**Task to carry out**: Nothing but an exact repeat of the data, with pictures removed, belongs in the answer.

-- Recorded information follows --

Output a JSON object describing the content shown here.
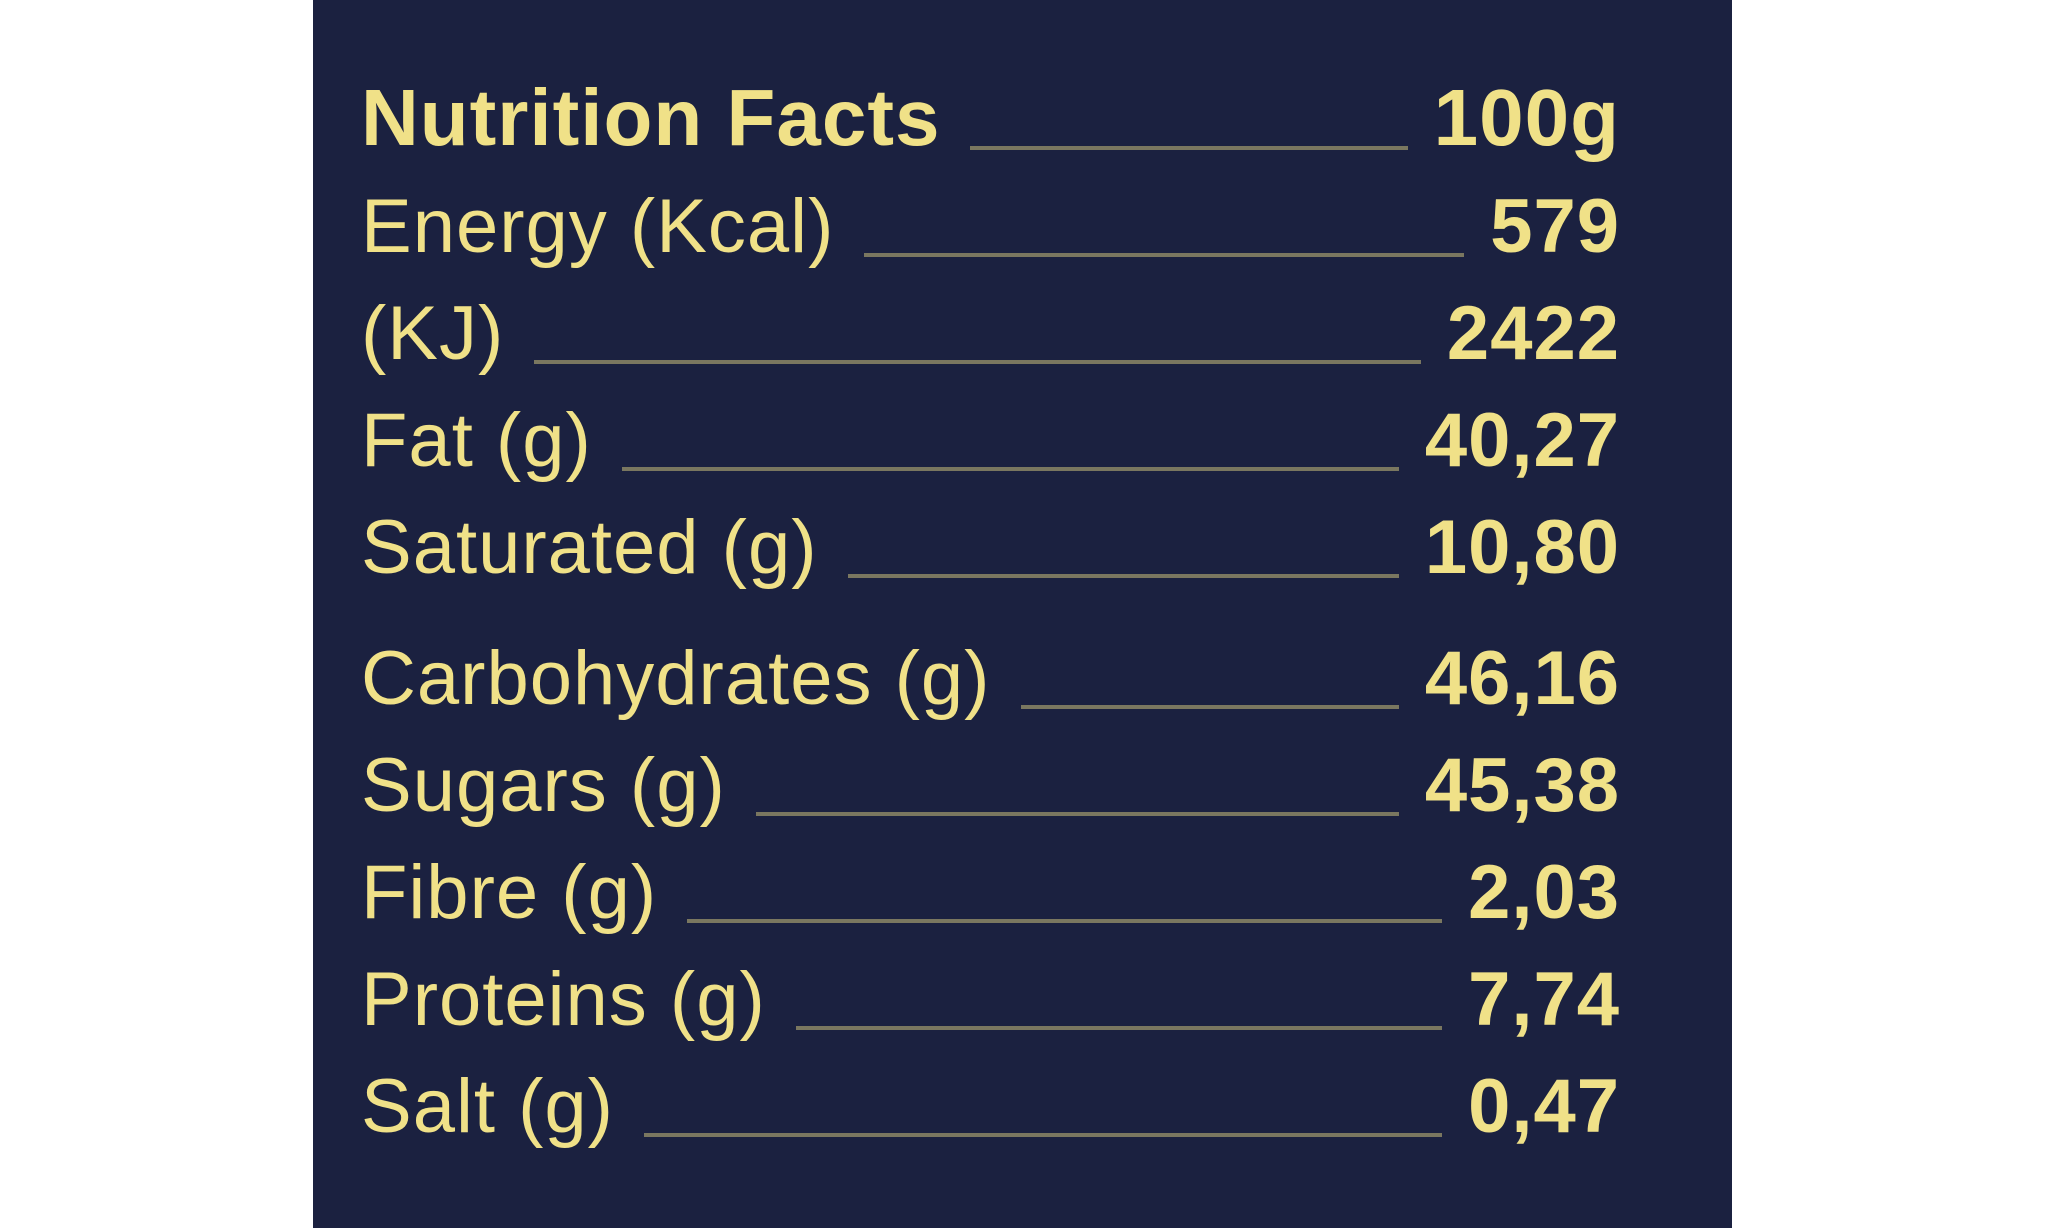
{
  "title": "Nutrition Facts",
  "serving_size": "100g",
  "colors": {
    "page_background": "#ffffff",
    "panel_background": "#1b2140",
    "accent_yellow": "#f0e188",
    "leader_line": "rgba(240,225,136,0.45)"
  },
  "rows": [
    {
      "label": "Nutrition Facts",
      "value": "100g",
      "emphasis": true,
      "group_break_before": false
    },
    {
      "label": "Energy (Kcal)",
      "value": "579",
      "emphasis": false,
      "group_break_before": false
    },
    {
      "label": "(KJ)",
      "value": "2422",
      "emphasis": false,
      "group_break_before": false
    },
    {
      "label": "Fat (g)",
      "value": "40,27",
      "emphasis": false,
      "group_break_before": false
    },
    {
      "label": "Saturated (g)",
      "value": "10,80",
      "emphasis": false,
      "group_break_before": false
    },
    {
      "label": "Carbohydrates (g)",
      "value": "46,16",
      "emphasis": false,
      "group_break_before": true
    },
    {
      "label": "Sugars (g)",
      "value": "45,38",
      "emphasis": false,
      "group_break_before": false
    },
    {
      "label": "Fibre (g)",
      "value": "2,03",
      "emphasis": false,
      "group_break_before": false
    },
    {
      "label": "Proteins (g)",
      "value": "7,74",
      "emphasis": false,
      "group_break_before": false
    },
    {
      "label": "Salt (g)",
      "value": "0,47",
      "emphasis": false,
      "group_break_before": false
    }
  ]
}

-- Recorded information concluded --

**Output**:
Output a JSON object describing the content shown here.
{
  "title": "Nutrition Facts",
  "serving_size": "100g",
  "colors": {
    "page_background": "#ffffff",
    "panel_background": "#1b2140",
    "accent_yellow": "#f0e188",
    "leader_line": "rgba(240,225,136,0.45)"
  },
  "rows": [
    {
      "label": "Nutrition Facts",
      "value": "100g",
      "emphasis": true,
      "group_break_before": false
    },
    {
      "label": "Energy (Kcal)",
      "value": "579",
      "emphasis": false,
      "group_break_before": false
    },
    {
      "label": "(KJ)",
      "value": "2422",
      "emphasis": false,
      "group_break_before": false
    },
    {
      "label": "Fat (g)",
      "value": "40,27",
      "emphasis": false,
      "group_break_before": false
    },
    {
      "label": "Saturated (g)",
      "value": "10,80",
      "emphasis": false,
      "group_break_before": false
    },
    {
      "label": "Carbohydrates (g)",
      "value": "46,16",
      "emphasis": false,
      "group_break_before": true
    },
    {
      "label": "Sugars (g)",
      "value": "45,38",
      "emphasis": false,
      "group_break_before": false
    },
    {
      "label": "Fibre (g)",
      "value": "2,03",
      "emphasis": false,
      "group_break_before": false
    },
    {
      "label": "Proteins (g)",
      "value": "7,74",
      "emphasis": false,
      "group_break_before": false
    },
    {
      "label": "Salt (g)",
      "value": "0,47",
      "emphasis": false,
      "group_break_before": false
    }
  ]
}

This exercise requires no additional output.